### [Material shown]

>> BEGIN

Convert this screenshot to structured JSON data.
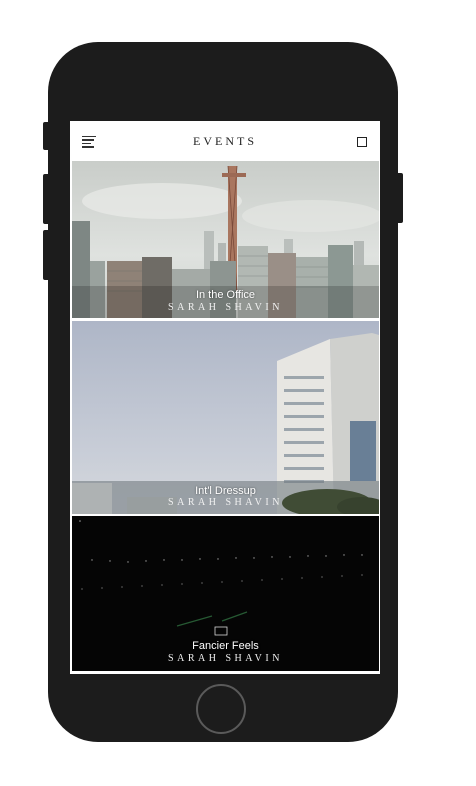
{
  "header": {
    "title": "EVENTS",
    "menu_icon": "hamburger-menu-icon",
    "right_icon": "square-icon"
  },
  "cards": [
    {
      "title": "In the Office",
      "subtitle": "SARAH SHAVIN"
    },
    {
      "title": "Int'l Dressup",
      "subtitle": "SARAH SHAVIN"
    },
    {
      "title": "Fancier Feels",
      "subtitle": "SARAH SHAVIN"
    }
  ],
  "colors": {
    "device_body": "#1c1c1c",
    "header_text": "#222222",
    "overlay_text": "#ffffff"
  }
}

>> END
>> BEGIN

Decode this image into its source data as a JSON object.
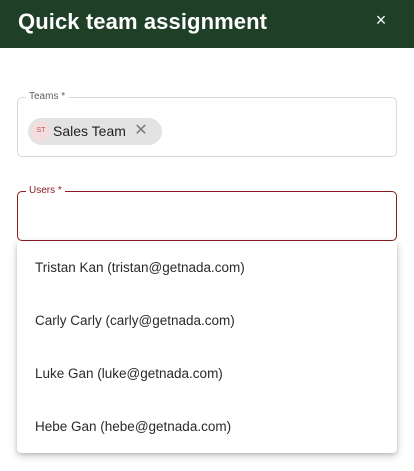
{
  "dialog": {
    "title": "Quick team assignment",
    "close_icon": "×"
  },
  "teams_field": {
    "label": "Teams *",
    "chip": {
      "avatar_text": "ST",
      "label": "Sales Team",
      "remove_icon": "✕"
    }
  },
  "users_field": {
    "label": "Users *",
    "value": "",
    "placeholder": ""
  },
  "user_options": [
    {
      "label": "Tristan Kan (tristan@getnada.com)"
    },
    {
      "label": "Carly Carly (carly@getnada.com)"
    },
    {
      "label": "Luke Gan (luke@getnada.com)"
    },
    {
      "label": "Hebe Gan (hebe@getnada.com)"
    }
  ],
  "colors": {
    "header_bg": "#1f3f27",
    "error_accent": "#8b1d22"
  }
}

>> END

### [Your instructions]
Pick out each line in the material containing "label".

### [Task answer]
    "label": "Teams *",
      "label": "Sales Team",
    "label": "Users *",
      "label": "Tristan Kan (tristan@getnada.com)"
      "label": "Carly Carly (carly@getnada.com)"
      "label": "Luke Gan (luke@getnada.com)"
      "label": "Hebe Gan (hebe@getnada.com)"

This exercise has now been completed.